**EXERCISE GOAL**
Gather every line from the entries below that includes "digital".

[Dataset listings of figures]
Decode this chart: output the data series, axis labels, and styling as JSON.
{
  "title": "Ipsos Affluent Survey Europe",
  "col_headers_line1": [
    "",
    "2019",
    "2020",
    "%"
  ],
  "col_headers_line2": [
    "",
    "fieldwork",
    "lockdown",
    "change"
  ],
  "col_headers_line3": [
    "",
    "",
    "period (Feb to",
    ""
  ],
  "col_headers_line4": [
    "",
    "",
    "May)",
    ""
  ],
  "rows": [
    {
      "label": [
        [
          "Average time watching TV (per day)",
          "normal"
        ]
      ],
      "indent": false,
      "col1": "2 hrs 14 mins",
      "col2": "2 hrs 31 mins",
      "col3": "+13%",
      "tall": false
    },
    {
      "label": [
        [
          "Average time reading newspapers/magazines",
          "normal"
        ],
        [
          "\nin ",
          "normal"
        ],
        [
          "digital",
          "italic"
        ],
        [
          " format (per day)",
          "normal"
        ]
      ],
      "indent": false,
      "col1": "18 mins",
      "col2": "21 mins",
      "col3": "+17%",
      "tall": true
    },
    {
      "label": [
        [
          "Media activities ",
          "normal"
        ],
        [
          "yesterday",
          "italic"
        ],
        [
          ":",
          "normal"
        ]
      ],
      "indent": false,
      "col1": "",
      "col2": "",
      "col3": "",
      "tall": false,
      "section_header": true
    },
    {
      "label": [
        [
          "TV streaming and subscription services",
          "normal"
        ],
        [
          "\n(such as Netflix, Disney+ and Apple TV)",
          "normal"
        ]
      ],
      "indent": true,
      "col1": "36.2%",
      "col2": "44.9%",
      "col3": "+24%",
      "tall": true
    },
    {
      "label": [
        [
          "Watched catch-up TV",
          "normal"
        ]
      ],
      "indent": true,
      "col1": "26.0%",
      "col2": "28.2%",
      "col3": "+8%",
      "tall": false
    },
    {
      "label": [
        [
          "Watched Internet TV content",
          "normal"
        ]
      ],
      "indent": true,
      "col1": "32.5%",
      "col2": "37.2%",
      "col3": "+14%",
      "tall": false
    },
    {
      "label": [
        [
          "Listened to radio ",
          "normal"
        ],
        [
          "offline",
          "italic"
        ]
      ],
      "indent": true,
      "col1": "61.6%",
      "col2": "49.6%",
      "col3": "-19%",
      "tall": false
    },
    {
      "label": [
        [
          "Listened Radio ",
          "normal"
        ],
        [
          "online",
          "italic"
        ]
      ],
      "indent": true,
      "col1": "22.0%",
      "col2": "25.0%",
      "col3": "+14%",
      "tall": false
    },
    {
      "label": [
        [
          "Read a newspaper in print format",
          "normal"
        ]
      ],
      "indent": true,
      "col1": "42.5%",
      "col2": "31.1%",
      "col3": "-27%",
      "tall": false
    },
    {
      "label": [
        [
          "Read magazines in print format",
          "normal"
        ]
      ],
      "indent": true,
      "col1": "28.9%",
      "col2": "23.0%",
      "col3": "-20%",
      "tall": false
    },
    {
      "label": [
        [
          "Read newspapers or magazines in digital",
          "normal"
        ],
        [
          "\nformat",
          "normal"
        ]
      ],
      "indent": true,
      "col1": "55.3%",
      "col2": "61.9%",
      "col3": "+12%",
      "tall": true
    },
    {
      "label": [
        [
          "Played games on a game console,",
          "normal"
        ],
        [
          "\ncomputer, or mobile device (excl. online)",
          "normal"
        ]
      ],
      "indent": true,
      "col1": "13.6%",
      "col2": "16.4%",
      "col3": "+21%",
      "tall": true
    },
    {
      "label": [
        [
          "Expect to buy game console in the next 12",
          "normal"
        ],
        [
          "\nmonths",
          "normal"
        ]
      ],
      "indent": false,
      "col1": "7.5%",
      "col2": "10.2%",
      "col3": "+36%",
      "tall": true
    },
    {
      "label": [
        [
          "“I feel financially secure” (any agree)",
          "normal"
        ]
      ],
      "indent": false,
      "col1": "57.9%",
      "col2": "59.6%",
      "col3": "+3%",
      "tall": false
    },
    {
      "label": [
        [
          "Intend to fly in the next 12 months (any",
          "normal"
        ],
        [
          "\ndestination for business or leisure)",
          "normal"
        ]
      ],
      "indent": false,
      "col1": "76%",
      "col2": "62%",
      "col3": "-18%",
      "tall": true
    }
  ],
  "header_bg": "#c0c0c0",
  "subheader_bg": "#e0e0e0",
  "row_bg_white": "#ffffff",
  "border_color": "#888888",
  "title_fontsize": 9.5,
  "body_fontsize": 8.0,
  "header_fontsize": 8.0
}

**COMPLETE OUTPUT**
          "digital",
          "Read newspapers or magazines in digital",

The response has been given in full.